● What to produce
Determine the number of lines where "resistance" occurs and reply with that number by itself.
--- START Dataset ---
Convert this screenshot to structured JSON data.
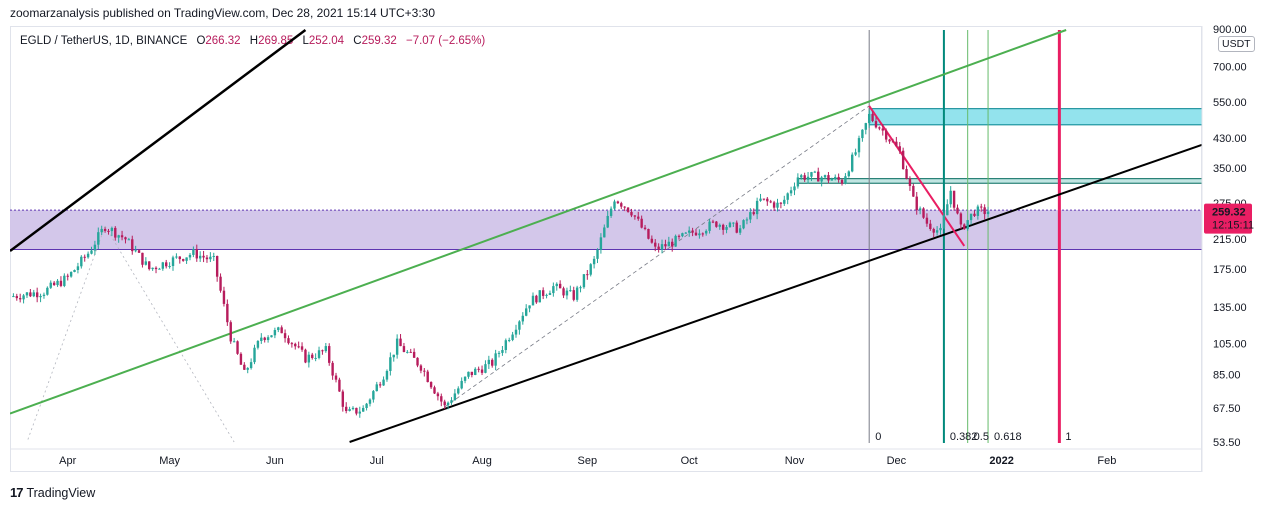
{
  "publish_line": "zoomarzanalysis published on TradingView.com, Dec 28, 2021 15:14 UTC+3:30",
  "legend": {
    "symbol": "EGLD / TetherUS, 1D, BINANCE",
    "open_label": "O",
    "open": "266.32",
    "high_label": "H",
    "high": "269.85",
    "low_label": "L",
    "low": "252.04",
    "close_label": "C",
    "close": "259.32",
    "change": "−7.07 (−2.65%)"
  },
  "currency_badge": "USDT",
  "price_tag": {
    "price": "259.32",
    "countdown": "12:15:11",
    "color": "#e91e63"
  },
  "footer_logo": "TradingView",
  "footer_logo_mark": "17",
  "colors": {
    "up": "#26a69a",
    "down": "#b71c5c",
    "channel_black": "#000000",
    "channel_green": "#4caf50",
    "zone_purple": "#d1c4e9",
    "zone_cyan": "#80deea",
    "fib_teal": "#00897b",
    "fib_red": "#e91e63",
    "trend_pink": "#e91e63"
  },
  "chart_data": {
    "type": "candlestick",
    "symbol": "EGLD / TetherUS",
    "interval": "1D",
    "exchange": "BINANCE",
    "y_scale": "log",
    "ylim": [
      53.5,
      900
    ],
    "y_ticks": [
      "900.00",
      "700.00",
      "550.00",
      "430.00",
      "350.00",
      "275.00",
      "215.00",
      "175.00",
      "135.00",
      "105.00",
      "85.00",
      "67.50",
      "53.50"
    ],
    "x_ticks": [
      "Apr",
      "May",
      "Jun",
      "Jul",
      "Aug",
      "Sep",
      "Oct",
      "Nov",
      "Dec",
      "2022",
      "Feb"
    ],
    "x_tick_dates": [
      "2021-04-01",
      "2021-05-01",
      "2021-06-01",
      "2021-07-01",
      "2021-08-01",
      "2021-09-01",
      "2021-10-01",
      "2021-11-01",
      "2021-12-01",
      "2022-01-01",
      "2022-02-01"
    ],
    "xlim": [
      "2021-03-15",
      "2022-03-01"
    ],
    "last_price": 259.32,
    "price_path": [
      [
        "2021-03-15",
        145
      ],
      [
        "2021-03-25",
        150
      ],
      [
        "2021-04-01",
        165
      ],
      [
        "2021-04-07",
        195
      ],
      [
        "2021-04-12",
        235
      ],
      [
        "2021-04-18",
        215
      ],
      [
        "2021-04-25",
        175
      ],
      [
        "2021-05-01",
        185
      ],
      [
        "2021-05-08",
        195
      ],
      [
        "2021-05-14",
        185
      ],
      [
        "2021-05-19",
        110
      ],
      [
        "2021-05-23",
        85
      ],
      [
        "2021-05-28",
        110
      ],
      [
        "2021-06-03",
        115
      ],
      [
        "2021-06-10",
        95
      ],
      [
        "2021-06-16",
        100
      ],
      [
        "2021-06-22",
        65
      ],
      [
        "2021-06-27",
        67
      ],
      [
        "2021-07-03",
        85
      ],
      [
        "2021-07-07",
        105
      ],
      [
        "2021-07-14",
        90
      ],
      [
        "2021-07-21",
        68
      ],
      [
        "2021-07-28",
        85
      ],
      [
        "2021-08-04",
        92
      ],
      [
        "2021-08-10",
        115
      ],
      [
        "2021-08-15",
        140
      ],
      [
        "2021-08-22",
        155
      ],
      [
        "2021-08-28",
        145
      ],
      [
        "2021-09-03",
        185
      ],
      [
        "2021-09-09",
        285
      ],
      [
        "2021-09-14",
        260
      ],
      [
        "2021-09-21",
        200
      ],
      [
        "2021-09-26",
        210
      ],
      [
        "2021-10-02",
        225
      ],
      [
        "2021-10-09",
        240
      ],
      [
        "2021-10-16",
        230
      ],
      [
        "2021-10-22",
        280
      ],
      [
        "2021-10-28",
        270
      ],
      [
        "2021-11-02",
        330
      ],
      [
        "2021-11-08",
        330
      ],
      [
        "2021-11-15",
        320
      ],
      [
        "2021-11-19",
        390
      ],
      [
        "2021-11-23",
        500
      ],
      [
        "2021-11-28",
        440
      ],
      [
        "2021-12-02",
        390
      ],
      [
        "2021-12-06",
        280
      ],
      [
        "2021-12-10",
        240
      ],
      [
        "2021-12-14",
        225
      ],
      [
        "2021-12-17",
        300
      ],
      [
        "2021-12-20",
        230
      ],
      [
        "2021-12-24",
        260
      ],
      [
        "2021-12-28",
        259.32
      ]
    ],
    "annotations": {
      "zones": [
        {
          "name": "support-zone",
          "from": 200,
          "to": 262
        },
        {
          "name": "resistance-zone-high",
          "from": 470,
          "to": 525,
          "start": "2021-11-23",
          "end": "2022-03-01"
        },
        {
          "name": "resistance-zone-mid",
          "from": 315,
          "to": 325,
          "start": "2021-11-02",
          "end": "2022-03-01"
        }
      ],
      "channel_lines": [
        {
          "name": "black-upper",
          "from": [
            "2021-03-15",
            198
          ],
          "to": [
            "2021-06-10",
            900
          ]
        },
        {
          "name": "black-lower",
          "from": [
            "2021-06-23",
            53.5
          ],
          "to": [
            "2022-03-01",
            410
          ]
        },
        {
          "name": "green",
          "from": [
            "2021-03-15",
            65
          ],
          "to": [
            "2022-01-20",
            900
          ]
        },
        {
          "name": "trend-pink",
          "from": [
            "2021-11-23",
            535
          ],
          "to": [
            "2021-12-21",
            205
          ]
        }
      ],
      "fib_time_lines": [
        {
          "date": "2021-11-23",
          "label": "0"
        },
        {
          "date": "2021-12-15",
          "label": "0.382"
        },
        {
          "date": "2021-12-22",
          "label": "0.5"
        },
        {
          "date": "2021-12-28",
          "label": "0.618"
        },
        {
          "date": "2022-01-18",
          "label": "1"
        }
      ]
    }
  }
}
--- END Dataset ---
--- START Dataset ---
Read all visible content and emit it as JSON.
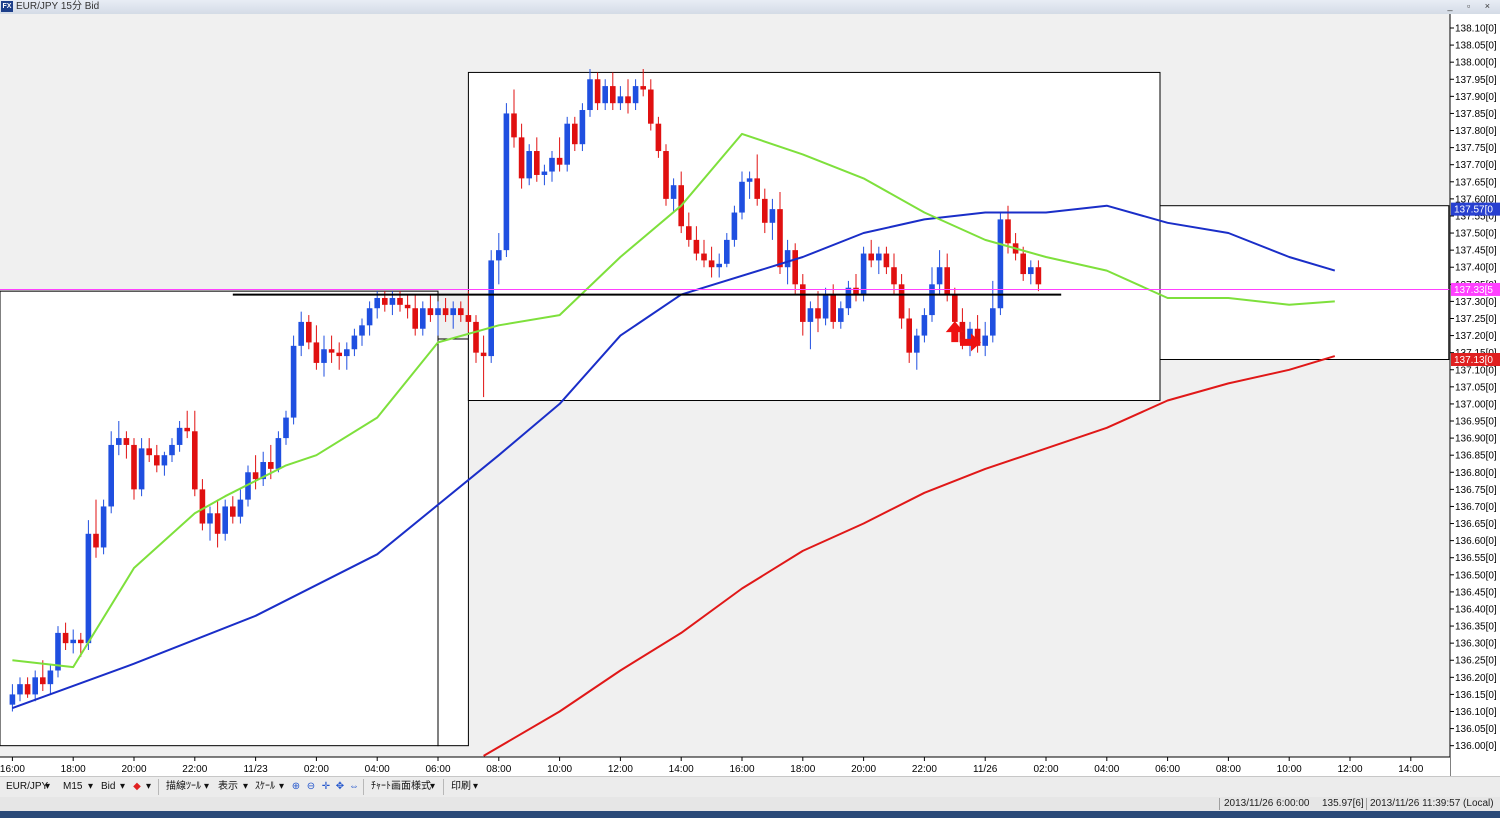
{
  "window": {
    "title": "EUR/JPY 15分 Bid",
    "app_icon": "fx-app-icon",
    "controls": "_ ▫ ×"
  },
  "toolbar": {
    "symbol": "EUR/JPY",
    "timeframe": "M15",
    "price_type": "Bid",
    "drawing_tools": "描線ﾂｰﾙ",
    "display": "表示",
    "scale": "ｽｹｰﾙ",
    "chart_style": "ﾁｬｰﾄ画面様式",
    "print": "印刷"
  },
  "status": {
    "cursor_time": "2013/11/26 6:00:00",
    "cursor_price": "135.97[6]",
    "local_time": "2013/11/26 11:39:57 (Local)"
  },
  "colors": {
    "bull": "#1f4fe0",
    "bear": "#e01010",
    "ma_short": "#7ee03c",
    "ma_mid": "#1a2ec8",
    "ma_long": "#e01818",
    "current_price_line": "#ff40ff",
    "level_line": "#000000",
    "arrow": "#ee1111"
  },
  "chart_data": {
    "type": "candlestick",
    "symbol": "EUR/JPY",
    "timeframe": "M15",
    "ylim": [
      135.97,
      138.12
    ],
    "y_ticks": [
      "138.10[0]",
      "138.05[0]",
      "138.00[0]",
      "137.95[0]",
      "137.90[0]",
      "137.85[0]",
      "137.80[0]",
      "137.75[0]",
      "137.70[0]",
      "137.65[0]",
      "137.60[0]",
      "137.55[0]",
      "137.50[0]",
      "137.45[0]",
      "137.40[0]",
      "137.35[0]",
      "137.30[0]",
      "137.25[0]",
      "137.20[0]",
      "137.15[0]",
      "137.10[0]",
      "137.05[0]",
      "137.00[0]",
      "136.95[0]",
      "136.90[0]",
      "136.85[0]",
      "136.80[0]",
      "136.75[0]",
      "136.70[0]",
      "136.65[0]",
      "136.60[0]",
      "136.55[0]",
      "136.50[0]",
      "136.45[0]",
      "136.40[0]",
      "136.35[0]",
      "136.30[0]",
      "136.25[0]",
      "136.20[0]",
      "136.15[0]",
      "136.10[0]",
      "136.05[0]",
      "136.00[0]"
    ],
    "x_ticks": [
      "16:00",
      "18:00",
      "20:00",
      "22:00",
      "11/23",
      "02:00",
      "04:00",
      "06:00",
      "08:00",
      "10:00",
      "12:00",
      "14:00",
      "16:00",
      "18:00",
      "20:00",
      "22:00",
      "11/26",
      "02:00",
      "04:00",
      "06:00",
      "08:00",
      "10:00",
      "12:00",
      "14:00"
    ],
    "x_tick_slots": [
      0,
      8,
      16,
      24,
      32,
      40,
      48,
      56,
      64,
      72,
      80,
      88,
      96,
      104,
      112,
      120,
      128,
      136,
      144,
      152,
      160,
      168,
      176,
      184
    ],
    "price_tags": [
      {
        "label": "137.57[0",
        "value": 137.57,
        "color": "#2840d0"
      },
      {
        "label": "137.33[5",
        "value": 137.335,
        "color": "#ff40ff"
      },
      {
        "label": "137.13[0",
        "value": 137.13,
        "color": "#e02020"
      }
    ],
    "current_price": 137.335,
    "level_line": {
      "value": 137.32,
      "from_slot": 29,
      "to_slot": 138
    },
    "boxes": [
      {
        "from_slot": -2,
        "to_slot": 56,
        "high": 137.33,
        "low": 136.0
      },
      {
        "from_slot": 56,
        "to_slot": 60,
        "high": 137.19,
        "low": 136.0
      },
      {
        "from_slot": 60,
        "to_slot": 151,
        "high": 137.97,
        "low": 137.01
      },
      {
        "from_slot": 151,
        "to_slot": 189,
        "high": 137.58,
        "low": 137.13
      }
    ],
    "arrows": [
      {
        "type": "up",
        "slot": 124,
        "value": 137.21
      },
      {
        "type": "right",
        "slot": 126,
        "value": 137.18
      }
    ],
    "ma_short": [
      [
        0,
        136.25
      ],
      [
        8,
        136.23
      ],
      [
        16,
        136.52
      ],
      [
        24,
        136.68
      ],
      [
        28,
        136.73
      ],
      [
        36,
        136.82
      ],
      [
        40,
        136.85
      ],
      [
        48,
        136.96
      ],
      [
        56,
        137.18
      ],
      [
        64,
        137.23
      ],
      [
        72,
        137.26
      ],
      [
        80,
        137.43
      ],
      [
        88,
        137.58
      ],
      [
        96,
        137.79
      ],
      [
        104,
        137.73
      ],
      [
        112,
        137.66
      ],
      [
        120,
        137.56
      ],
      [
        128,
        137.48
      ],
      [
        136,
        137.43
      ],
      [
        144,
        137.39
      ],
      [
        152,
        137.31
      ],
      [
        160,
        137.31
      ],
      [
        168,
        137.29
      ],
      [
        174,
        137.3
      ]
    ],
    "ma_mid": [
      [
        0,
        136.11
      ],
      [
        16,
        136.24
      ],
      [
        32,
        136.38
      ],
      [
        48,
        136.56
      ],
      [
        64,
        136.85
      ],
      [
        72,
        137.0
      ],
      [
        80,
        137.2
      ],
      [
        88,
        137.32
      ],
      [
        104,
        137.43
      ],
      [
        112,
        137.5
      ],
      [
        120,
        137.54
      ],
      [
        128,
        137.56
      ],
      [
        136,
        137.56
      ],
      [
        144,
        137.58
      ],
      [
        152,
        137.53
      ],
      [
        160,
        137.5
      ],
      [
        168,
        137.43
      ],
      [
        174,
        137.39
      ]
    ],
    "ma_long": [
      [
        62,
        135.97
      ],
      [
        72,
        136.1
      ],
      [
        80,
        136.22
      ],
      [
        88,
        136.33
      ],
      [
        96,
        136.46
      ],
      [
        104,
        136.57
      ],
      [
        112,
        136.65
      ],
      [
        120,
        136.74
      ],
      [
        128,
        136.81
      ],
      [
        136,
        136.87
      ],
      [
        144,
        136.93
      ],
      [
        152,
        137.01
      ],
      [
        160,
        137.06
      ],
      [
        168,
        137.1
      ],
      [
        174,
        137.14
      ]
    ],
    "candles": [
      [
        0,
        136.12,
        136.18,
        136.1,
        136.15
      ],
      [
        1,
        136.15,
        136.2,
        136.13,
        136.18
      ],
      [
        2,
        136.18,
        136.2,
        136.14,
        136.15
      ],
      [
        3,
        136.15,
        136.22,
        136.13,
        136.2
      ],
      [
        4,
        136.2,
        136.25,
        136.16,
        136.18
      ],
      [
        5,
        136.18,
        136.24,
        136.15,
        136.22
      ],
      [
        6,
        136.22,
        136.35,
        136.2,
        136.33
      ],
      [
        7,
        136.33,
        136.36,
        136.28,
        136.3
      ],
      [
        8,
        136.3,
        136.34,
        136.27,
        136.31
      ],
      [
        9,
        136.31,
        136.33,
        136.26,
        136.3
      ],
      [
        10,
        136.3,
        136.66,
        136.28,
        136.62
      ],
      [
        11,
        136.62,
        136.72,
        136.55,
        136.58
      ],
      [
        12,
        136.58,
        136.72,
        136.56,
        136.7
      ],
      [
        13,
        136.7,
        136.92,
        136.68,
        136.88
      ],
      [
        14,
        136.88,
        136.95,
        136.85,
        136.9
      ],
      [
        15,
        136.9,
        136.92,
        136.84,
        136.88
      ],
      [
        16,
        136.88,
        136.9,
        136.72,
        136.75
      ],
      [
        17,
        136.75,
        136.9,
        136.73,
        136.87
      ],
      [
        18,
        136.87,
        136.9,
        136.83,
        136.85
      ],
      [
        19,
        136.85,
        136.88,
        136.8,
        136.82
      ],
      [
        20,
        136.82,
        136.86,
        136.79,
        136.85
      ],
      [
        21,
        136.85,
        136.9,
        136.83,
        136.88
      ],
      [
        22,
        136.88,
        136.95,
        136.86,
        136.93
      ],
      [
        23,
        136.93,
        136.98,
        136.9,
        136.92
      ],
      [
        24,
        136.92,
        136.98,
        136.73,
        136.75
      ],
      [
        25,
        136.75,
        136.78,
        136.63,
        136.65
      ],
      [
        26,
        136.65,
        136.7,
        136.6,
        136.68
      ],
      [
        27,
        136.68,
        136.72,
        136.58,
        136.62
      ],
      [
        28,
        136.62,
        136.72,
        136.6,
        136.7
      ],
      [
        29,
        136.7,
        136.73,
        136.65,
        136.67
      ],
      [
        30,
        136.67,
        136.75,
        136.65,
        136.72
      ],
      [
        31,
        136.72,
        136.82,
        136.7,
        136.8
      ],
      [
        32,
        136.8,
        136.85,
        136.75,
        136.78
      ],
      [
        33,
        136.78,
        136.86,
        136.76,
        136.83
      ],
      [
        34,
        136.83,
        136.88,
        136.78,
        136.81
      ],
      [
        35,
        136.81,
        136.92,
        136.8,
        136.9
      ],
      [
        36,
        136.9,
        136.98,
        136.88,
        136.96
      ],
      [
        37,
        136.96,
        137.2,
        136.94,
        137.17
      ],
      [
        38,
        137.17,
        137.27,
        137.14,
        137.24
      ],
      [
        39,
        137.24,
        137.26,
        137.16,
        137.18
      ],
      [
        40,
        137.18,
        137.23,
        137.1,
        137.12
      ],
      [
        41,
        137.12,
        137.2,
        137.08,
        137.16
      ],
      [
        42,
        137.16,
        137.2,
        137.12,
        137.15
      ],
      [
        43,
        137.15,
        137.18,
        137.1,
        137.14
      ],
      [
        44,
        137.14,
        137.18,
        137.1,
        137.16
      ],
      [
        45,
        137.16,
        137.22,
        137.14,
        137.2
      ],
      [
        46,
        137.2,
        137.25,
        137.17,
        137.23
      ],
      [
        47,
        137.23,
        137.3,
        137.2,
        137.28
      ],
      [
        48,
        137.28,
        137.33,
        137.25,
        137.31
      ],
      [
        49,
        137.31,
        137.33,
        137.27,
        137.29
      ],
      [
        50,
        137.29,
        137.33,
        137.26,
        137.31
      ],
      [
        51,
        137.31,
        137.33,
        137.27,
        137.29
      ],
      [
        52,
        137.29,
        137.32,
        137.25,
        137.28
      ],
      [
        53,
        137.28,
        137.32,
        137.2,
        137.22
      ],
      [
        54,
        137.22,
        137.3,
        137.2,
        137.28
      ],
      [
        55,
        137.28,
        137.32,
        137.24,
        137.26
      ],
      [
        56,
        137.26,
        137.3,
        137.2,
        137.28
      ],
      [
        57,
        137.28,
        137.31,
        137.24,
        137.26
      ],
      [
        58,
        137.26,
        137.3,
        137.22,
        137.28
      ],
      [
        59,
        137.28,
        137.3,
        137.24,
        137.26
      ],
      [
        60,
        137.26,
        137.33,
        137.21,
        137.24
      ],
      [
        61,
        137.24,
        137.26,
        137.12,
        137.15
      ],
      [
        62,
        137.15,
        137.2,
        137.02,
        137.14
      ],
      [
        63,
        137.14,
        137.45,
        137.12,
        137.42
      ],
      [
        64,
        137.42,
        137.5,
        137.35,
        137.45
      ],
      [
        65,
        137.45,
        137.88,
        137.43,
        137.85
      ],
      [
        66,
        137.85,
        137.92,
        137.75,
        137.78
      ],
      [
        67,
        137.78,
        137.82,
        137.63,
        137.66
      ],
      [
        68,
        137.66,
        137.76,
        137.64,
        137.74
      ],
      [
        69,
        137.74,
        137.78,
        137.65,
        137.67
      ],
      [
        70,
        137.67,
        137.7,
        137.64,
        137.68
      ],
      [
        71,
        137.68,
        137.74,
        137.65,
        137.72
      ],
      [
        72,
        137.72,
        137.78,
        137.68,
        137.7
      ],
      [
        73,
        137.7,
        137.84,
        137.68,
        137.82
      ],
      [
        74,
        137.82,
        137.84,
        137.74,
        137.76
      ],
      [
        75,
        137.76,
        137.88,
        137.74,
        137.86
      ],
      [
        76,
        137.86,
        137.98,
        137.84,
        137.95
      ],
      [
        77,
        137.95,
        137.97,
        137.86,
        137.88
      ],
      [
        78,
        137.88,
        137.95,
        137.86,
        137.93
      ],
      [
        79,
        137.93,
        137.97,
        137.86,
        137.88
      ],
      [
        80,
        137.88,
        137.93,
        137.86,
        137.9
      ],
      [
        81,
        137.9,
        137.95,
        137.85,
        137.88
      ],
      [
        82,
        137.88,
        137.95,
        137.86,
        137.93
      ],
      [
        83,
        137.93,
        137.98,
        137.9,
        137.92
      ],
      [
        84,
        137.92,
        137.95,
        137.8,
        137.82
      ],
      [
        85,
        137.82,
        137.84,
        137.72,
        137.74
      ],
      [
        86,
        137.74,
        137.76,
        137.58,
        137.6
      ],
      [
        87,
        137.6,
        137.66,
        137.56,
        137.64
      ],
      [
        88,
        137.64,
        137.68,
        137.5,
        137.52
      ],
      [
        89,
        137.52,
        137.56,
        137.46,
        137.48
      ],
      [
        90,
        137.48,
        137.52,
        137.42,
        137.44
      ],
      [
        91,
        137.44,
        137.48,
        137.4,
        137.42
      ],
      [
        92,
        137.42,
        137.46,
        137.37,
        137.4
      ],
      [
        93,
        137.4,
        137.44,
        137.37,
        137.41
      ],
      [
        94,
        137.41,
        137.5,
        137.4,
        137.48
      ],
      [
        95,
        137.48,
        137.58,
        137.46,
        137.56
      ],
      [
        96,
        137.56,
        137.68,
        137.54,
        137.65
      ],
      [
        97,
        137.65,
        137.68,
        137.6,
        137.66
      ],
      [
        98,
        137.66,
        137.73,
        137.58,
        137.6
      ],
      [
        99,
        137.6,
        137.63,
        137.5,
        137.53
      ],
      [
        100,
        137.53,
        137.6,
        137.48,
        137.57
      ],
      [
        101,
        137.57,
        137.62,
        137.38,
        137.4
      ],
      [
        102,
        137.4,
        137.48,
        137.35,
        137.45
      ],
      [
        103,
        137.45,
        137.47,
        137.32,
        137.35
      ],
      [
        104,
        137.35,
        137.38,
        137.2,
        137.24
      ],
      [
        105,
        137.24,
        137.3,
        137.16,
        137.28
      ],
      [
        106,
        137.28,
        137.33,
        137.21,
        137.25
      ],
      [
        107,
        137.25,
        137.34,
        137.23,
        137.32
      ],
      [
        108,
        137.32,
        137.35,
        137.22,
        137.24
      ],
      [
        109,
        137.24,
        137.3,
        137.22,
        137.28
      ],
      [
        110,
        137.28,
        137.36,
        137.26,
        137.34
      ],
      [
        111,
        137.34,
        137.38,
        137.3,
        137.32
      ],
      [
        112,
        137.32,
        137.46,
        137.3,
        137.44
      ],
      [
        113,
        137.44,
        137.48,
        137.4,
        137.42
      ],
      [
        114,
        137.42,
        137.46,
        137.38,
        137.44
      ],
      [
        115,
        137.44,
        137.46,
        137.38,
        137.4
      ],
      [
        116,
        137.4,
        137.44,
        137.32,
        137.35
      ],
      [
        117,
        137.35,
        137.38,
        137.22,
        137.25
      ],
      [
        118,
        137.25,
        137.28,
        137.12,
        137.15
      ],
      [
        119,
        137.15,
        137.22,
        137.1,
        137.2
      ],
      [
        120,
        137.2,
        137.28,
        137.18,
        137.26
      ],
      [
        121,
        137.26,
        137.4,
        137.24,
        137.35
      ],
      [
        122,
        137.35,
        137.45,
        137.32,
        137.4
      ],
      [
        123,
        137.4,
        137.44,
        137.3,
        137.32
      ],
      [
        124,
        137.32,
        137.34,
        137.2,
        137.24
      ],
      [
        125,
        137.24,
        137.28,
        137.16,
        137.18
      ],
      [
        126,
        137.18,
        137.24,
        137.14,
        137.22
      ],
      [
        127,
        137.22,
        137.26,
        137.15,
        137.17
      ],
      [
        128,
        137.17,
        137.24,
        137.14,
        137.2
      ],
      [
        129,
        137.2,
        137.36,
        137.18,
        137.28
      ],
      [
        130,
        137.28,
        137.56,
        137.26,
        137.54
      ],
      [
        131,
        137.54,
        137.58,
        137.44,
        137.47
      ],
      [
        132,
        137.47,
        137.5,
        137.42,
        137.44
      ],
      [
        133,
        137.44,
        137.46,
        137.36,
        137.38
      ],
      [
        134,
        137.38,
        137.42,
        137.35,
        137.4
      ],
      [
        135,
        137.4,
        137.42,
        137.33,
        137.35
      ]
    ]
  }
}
--- END Dataset ---
● Task response
2